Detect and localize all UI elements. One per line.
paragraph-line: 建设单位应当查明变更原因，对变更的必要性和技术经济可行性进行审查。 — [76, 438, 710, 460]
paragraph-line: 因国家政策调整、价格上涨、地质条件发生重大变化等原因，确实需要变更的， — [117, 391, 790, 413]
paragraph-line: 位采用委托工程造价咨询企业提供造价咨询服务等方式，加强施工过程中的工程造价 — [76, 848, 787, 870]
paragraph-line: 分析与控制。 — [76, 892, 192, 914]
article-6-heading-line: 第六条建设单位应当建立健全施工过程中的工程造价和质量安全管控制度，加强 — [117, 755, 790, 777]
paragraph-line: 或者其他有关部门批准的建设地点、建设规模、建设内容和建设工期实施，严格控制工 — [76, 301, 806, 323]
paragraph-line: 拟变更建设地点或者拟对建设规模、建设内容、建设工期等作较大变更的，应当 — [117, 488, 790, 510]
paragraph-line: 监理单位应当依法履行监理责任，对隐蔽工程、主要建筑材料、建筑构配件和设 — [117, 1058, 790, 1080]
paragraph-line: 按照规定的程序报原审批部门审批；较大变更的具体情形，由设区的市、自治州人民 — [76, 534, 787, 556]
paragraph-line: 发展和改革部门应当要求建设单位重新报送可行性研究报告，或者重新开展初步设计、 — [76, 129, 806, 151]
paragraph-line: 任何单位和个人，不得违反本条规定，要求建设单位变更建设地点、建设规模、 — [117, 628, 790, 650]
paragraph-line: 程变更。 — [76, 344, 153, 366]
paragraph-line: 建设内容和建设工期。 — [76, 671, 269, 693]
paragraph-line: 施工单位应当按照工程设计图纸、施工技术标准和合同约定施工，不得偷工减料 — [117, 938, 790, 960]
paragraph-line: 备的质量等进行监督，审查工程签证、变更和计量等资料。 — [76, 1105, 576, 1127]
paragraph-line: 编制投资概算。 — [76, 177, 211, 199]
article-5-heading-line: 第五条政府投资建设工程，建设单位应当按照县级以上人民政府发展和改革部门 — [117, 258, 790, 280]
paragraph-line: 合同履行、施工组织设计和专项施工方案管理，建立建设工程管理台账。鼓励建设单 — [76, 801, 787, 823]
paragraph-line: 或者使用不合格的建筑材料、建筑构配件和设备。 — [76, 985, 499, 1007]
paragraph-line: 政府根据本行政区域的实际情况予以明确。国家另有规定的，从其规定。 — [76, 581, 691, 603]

▸ PROBLEM STATEMENT
Print the data word for word, from its first line through the line that contains "paragraph-line: 合同履行、施工组织设计和专项施工方案管理，建立建设工程管理台账。鼓励建设单 —", including both of those lines.

▸ EXPECTED ANSWER
Detect and localize all UI elements. One per line.
paragraph-line: 建设单位应当查明变更原因，对变更的必要性和技术经济可行性进行审查。 — [76, 438, 710, 460]
paragraph-line: 因国家政策调整、价格上涨、地质条件发生重大变化等原因，确实需要变更的， — [117, 391, 790, 413]
paragraph-line: 位采用委托工程造价咨询企业提供造价咨询服务等方式，加强施工过程中的工程造价 — [76, 848, 787, 870]
paragraph-line: 分析与控制。 — [76, 892, 192, 914]
article-6-heading-line: 第六条建设单位应当建立健全施工过程中的工程造价和质量安全管控制度，加强 — [117, 755, 790, 777]
paragraph-line: 或者其他有关部门批准的建设地点、建设规模、建设内容和建设工期实施，严格控制工 — [76, 301, 806, 323]
paragraph-line: 拟变更建设地点或者拟对建设规模、建设内容、建设工期等作较大变更的，应当 — [117, 488, 790, 510]
paragraph-line: 监理单位应当依法履行监理责任，对隐蔽工程、主要建筑材料、建筑构配件和设 — [117, 1058, 790, 1080]
paragraph-line: 按照规定的程序报原审批部门审批；较大变更的具体情形，由设区的市、自治州人民 — [76, 534, 787, 556]
paragraph-line: 发展和改革部门应当要求建设单位重新报送可行性研究报告，或者重新开展初步设计、 — [76, 129, 806, 151]
paragraph-line: 任何单位和个人，不得违反本条规定，要求建设单位变更建设地点、建设规模、 — [117, 628, 790, 650]
paragraph-line: 程变更。 — [76, 344, 153, 366]
paragraph-line: 建设内容和建设工期。 — [76, 671, 269, 693]
paragraph-line: 施工单位应当按照工程设计图纸、施工技术标准和合同约定施工，不得偷工减料 — [117, 938, 790, 960]
paragraph-line: 备的质量等进行监督，审查工程签证、变更和计量等资料。 — [76, 1105, 576, 1127]
paragraph-line: 编制投资概算。 — [76, 177, 211, 199]
article-5-heading-line: 第五条政府投资建设工程，建设单位应当按照县级以上人民政府发展和改革部门 — [117, 258, 790, 280]
paragraph-line: 合同履行、施工组织设计和专项施工方案管理，建立建设工程管理台账。鼓励建设单 — [76, 801, 787, 823]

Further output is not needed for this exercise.